**YOUR INSTRUCTIONS**:
Return every line of the records below verbatim, with no pictures in the copy.

**STORED DATA**:
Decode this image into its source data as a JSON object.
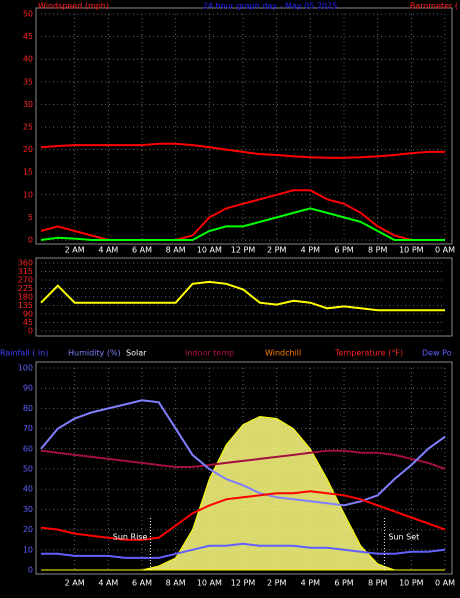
{
  "chart_data": [
    {
      "type": "line",
      "title": "24 hour graph day - May 05 2025",
      "left_label": "Windspeed (mph)",
      "right_label": "Barometer (",
      "x": [
        0,
        1,
        2,
        3,
        4,
        5,
        6,
        7,
        8,
        9,
        10,
        11,
        12,
        13,
        14,
        15,
        16,
        17,
        18,
        19,
        20,
        21,
        22,
        23,
        24
      ],
      "xlim": [
        0,
        24
      ],
      "ylim": [
        0,
        50
      ],
      "yticks": [
        0,
        5,
        10,
        15,
        20,
        25,
        30,
        35,
        40,
        45,
        50
      ],
      "tick_color": "#ff2020",
      "grid": true,
      "xticks": [
        {
          "value": 2,
          "label": "2 AM"
        },
        {
          "value": 4,
          "label": "4 AM"
        },
        {
          "value": 6,
          "label": "6 AM"
        },
        {
          "value": 8,
          "label": "8 AM"
        },
        {
          "value": 10,
          "label": "10 AM"
        },
        {
          "value": 12,
          "label": "12 PM"
        },
        {
          "value": 14,
          "label": "2 PM"
        },
        {
          "value": 16,
          "label": "4 PM"
        },
        {
          "value": 18,
          "label": "6 PM"
        },
        {
          "value": 20,
          "label": "8 PM"
        },
        {
          "value": 22,
          "label": "10 PM"
        },
        {
          "value": 24,
          "label": "0 AM"
        }
      ],
      "series": [
        {
          "color": "#ff0000",
          "values": [
            20.5,
            20.8,
            21,
            21,
            21,
            21,
            21,
            21.3,
            21.3,
            21,
            20.5,
            20,
            19.5,
            19,
            18.8,
            18.5,
            18.3,
            18.2,
            18.2,
            18.3,
            18.5,
            18.8,
            19.2,
            19.5,
            19.5
          ]
        },
        {
          "color": "#ff0000",
          "values": [
            2,
            3,
            2,
            1,
            0,
            0,
            0,
            0,
            0,
            1,
            5,
            7,
            8,
            9,
            10,
            11,
            11,
            9,
            8,
            6,
            3,
            1,
            0,
            0,
            0
          ]
        },
        {
          "color": "#00ff00",
          "values": [
            0,
            0.5,
            0.3,
            0,
            0,
            0,
            0,
            0,
            0,
            0,
            2,
            3,
            3,
            4,
            5,
            6,
            7,
            6,
            5,
            4,
            2,
            0,
            0,
            0,
            0
          ]
        }
      ]
    },
    {
      "type": "line",
      "x": [
        0,
        1,
        2,
        3,
        4,
        5,
        6,
        7,
        8,
        9,
        10,
        11,
        12,
        13,
        14,
        15,
        16,
        17,
        18,
        19,
        20,
        21,
        22,
        23,
        24
      ],
      "xlim": [
        0,
        24
      ],
      "ylim": [
        0,
        360
      ],
      "yticks": [
        0,
        45,
        90,
        135,
        180,
        225,
        270,
        315,
        360
      ],
      "tick_color": "#ff2020",
      "grid": true,
      "series": [
        {
          "color": "#ffff00",
          "values": [
            150,
            240,
            150,
            150,
            150,
            150,
            150,
            150,
            150,
            250,
            260,
            250,
            220,
            150,
            140,
            160,
            150,
            120,
            130,
            120,
            110,
            110,
            110,
            110,
            110
          ]
        }
      ]
    },
    {
      "type": "line",
      "legend": [
        {
          "text": "Rainfall ( in)",
          "color": "#4040ff"
        },
        {
          "text": "Humidity (%)",
          "color": "#8080ff"
        },
        {
          "text": "Solar",
          "color": "#ffffff"
        },
        {
          "text": "Indoor temp",
          "color": "#b01040"
        },
        {
          "text": "Windchill",
          "color": "#ff8000"
        },
        {
          "text": "Temperature (°F)",
          "color": "#ff2020"
        },
        {
          "text": "Dew Po",
          "color": "#6060ff"
        }
      ],
      "x": [
        0,
        1,
        2,
        3,
        4,
        5,
        6,
        7,
        8,
        9,
        10,
        11,
        12,
        13,
        14,
        15,
        16,
        17,
        18,
        19,
        20,
        21,
        22,
        23,
        24
      ],
      "xlim": [
        0,
        24
      ],
      "ylim": [
        0,
        100
      ],
      "yticks": [
        0,
        10,
        20,
        30,
        40,
        50,
        60,
        70,
        80,
        90,
        100
      ],
      "tick_color": "#6060ff",
      "grid": true,
      "xticks": [
        {
          "value": 2,
          "label": "2 AM"
        },
        {
          "value": 4,
          "label": "4 AM"
        },
        {
          "value": 6,
          "label": "6 AM"
        },
        {
          "value": 8,
          "label": "8 AM"
        },
        {
          "value": 10,
          "label": "10 AM"
        },
        {
          "value": 12,
          "label": "12 PM"
        },
        {
          "value": 14,
          "label": "2 PM"
        },
        {
          "value": 16,
          "label": "4 PM"
        },
        {
          "value": 18,
          "label": "6 PM"
        },
        {
          "value": 20,
          "label": "8 PM"
        },
        {
          "value": 22,
          "label": "10 PM"
        },
        {
          "value": 24,
          "label": "0 AM"
        }
      ],
      "annotations": [
        {
          "text": "Sun Rise",
          "x": 6.5
        },
        {
          "text": "Sun Set",
          "x": 20.4
        }
      ],
      "series": [
        {
          "color": "#ffff80",
          "area": true,
          "values": [
            0,
            0,
            0,
            0,
            0,
            0,
            0,
            2,
            6,
            20,
            45,
            62,
            72,
            76,
            75,
            70,
            60,
            45,
            28,
            12,
            3,
            0,
            0,
            0,
            0
          ]
        },
        {
          "color": "#a01040",
          "values": [
            59,
            58,
            57,
            56,
            55,
            54,
            53,
            52,
            51,
            51,
            52,
            53,
            54,
            55,
            56,
            57,
            58,
            59,
            59,
            58,
            58,
            57,
            55,
            53,
            50
          ]
        },
        {
          "color": "#8080ff",
          "values": [
            60,
            70,
            75,
            78,
            80,
            82,
            84,
            83,
            70,
            57,
            50,
            45,
            42,
            38,
            36,
            35,
            34,
            33,
            32,
            34,
            37,
            45,
            52,
            60,
            66
          ]
        },
        {
          "color": "#ff0000",
          "values": [
            21,
            20,
            18,
            17,
            16,
            15,
            15,
            16,
            22,
            28,
            32,
            35,
            36,
            37,
            38,
            38,
            39,
            38,
            37,
            35,
            32,
            29,
            26,
            23,
            20
          ]
        },
        {
          "color": "#6060ff",
          "values": [
            8,
            8,
            7,
            7,
            7,
            6,
            6,
            6,
            8,
            10,
            12,
            12,
            13,
            12,
            12,
            12,
            11,
            11,
            10,
            9,
            8,
            8,
            9,
            9,
            10
          ]
        }
      ]
    }
  ]
}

**WRITTEN RESPONSE**:
Decode this image into its source data as a JSON object.
{
  "chart_data": [
    {
      "type": "line",
      "title": "24 hour graph day - May 05 2025",
      "left_label": "Windspeed (mph)",
      "right_label": "Barometer (",
      "x": [
        0,
        1,
        2,
        3,
        4,
        5,
        6,
        7,
        8,
        9,
        10,
        11,
        12,
        13,
        14,
        15,
        16,
        17,
        18,
        19,
        20,
        21,
        22,
        23,
        24
      ],
      "xlim": [
        0,
        24
      ],
      "ylim": [
        0,
        50
      ],
      "yticks": [
        0,
        5,
        10,
        15,
        20,
        25,
        30,
        35,
        40,
        45,
        50
      ],
      "tick_color": "#ff2020",
      "grid": true,
      "xticks": [
        {
          "value": 2,
          "label": "2 AM"
        },
        {
          "value": 4,
          "label": "4 AM"
        },
        {
          "value": 6,
          "label": "6 AM"
        },
        {
          "value": 8,
          "label": "8 AM"
        },
        {
          "value": 10,
          "label": "10 AM"
        },
        {
          "value": 12,
          "label": "12 PM"
        },
        {
          "value": 14,
          "label": "2 PM"
        },
        {
          "value": 16,
          "label": "4 PM"
        },
        {
          "value": 18,
          "label": "6 PM"
        },
        {
          "value": 20,
          "label": "8 PM"
        },
        {
          "value": 22,
          "label": "10 PM"
        },
        {
          "value": 24,
          "label": "0 AM"
        }
      ],
      "series": [
        {
          "color": "#ff0000",
          "values": [
            20.5,
            20.8,
            21,
            21,
            21,
            21,
            21,
            21.3,
            21.3,
            21,
            20.5,
            20,
            19.5,
            19,
            18.8,
            18.5,
            18.3,
            18.2,
            18.2,
            18.3,
            18.5,
            18.8,
            19.2,
            19.5,
            19.5
          ]
        },
        {
          "color": "#ff0000",
          "values": [
            2,
            3,
            2,
            1,
            0,
            0,
            0,
            0,
            0,
            1,
            5,
            7,
            8,
            9,
            10,
            11,
            11,
            9,
            8,
            6,
            3,
            1,
            0,
            0,
            0
          ]
        },
        {
          "color": "#00ff00",
          "values": [
            0,
            0.5,
            0.3,
            0,
            0,
            0,
            0,
            0,
            0,
            0,
            2,
            3,
            3,
            4,
            5,
            6,
            7,
            6,
            5,
            4,
            2,
            0,
            0,
            0,
            0
          ]
        }
      ]
    },
    {
      "type": "line",
      "x": [
        0,
        1,
        2,
        3,
        4,
        5,
        6,
        7,
        8,
        9,
        10,
        11,
        12,
        13,
        14,
        15,
        16,
        17,
        18,
        19,
        20,
        21,
        22,
        23,
        24
      ],
      "xlim": [
        0,
        24
      ],
      "ylim": [
        0,
        360
      ],
      "yticks": [
        0,
        45,
        90,
        135,
        180,
        225,
        270,
        315,
        360
      ],
      "tick_color": "#ff2020",
      "grid": true,
      "series": [
        {
          "color": "#ffff00",
          "values": [
            150,
            240,
            150,
            150,
            150,
            150,
            150,
            150,
            150,
            250,
            260,
            250,
            220,
            150,
            140,
            160,
            150,
            120,
            130,
            120,
            110,
            110,
            110,
            110,
            110
          ]
        }
      ]
    },
    {
      "type": "line",
      "legend": [
        {
          "text": "Rainfall ( in)",
          "color": "#4040ff"
        },
        {
          "text": "Humidity (%)",
          "color": "#8080ff"
        },
        {
          "text": "Solar",
          "color": "#ffffff"
        },
        {
          "text": "Indoor temp",
          "color": "#b01040"
        },
        {
          "text": "Windchill",
          "color": "#ff8000"
        },
        {
          "text": "Temperature (°F)",
          "color": "#ff2020"
        },
        {
          "text": "Dew Po",
          "color": "#6060ff"
        }
      ],
      "x": [
        0,
        1,
        2,
        3,
        4,
        5,
        6,
        7,
        8,
        9,
        10,
        11,
        12,
        13,
        14,
        15,
        16,
        17,
        18,
        19,
        20,
        21,
        22,
        23,
        24
      ],
      "xlim": [
        0,
        24
      ],
      "ylim": [
        0,
        100
      ],
      "yticks": [
        0,
        10,
        20,
        30,
        40,
        50,
        60,
        70,
        80,
        90,
        100
      ],
      "tick_color": "#6060ff",
      "grid": true,
      "xticks": [
        {
          "value": 2,
          "label": "2 AM"
        },
        {
          "value": 4,
          "label": "4 AM"
        },
        {
          "value": 6,
          "label": "6 AM"
        },
        {
          "value": 8,
          "label": "8 AM"
        },
        {
          "value": 10,
          "label": "10 AM"
        },
        {
          "value": 12,
          "label": "12 PM"
        },
        {
          "value": 14,
          "label": "2 PM"
        },
        {
          "value": 16,
          "label": "4 PM"
        },
        {
          "value": 18,
          "label": "6 PM"
        },
        {
          "value": 20,
          "label": "8 PM"
        },
        {
          "value": 22,
          "label": "10 PM"
        },
        {
          "value": 24,
          "label": "0 AM"
        }
      ],
      "annotations": [
        {
          "text": "Sun Rise",
          "x": 6.5
        },
        {
          "text": "Sun Set",
          "x": 20.4
        }
      ],
      "series": [
        {
          "color": "#ffff80",
          "area": true,
          "values": [
            0,
            0,
            0,
            0,
            0,
            0,
            0,
            2,
            6,
            20,
            45,
            62,
            72,
            76,
            75,
            70,
            60,
            45,
            28,
            12,
            3,
            0,
            0,
            0,
            0
          ]
        },
        {
          "color": "#a01040",
          "values": [
            59,
            58,
            57,
            56,
            55,
            54,
            53,
            52,
            51,
            51,
            52,
            53,
            54,
            55,
            56,
            57,
            58,
            59,
            59,
            58,
            58,
            57,
            55,
            53,
            50
          ]
        },
        {
          "color": "#8080ff",
          "values": [
            60,
            70,
            75,
            78,
            80,
            82,
            84,
            83,
            70,
            57,
            50,
            45,
            42,
            38,
            36,
            35,
            34,
            33,
            32,
            34,
            37,
            45,
            52,
            60,
            66
          ]
        },
        {
          "color": "#ff0000",
          "values": [
            21,
            20,
            18,
            17,
            16,
            15,
            15,
            16,
            22,
            28,
            32,
            35,
            36,
            37,
            38,
            38,
            39,
            38,
            37,
            35,
            32,
            29,
            26,
            23,
            20
          ]
        },
        {
          "color": "#6060ff",
          "values": [
            8,
            8,
            7,
            7,
            7,
            6,
            6,
            6,
            8,
            10,
            12,
            12,
            13,
            12,
            12,
            12,
            11,
            11,
            10,
            9,
            8,
            8,
            9,
            9,
            10
          ]
        }
      ]
    }
  ]
}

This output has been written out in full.